■ The input:
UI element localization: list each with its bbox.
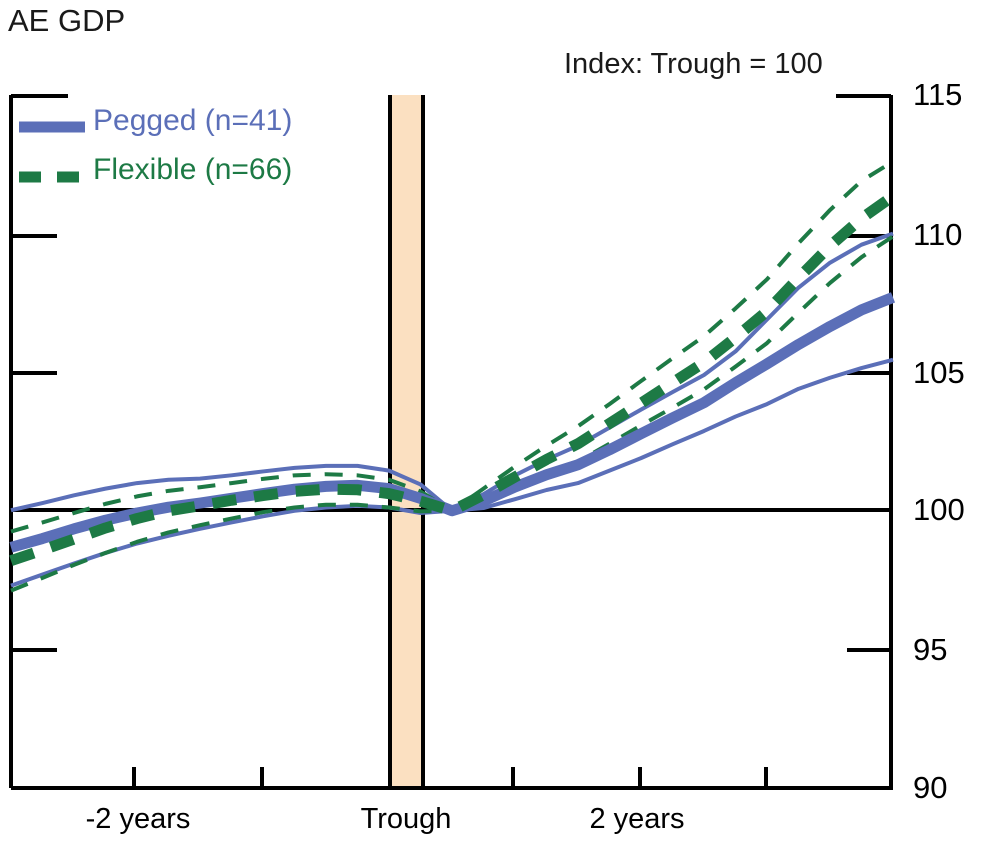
y-axis-label-110: 110	[913, 217, 962, 253]
y-axis-label-95: 95	[913, 632, 947, 668]
series-line-flexible-lower-band	[11, 236, 893, 590]
y-axis-label-105: 105	[913, 355, 965, 391]
axis-frame	[11, 95, 893, 788]
trough-band	[389, 95, 424, 788]
legend-item-flexible: Flexible (n=66)	[93, 155, 292, 185]
x-axis-label-trough: Trough	[326, 803, 486, 836]
series-line-pegged-lower-band	[11, 360, 893, 586]
y-axis-label-100: 100	[913, 492, 965, 528]
x-axis-label-2-years: 2 years	[512, 803, 762, 836]
y-axis-label-115: 115	[913, 77, 962, 113]
data-series-layer	[11, 162, 893, 591]
x-axis-label-minus-2-years: -2 years	[58, 803, 218, 836]
legend-item-pegged: Pegged (n=41)	[93, 106, 292, 136]
x-axis-ticks	[134, 767, 766, 788]
legend-swatches	[19, 127, 85, 177]
y-axis-label-90: 90	[913, 770, 947, 806]
chart-figure: AE GDP Index: Trough = 100	[0, 0, 988, 843]
y-axis-ticks	[11, 236, 891, 650]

■ What you need to do: Copy out every line of the items above word for word, leaving out the pictures.

■ Output for this task:
UI element localization: list each with its bbox.
y-axis-label-110: 110	[913, 217, 962, 253]
y-axis-label-95: 95	[913, 632, 947, 668]
series-line-flexible-lower-band	[11, 236, 893, 590]
y-axis-label-105: 105	[913, 355, 965, 391]
axis-frame	[11, 95, 893, 788]
trough-band	[389, 95, 424, 788]
legend-item-flexible: Flexible (n=66)	[93, 155, 292, 185]
x-axis-label-trough: Trough	[326, 803, 486, 836]
series-line-pegged-lower-band	[11, 360, 893, 586]
y-axis-label-100: 100	[913, 492, 965, 528]
x-axis-label-2-years: 2 years	[512, 803, 762, 836]
y-axis-label-115: 115	[913, 77, 962, 113]
data-series-layer	[11, 162, 893, 591]
x-axis-label-minus-2-years: -2 years	[58, 803, 218, 836]
legend-item-pegged: Pegged (n=41)	[93, 106, 292, 136]
x-axis-ticks	[134, 767, 766, 788]
legend-swatches	[19, 127, 85, 177]
y-axis-label-90: 90	[913, 770, 947, 806]
chart-figure: AE GDP Index: Trough = 100	[0, 0, 988, 843]
y-axis-ticks	[11, 236, 891, 650]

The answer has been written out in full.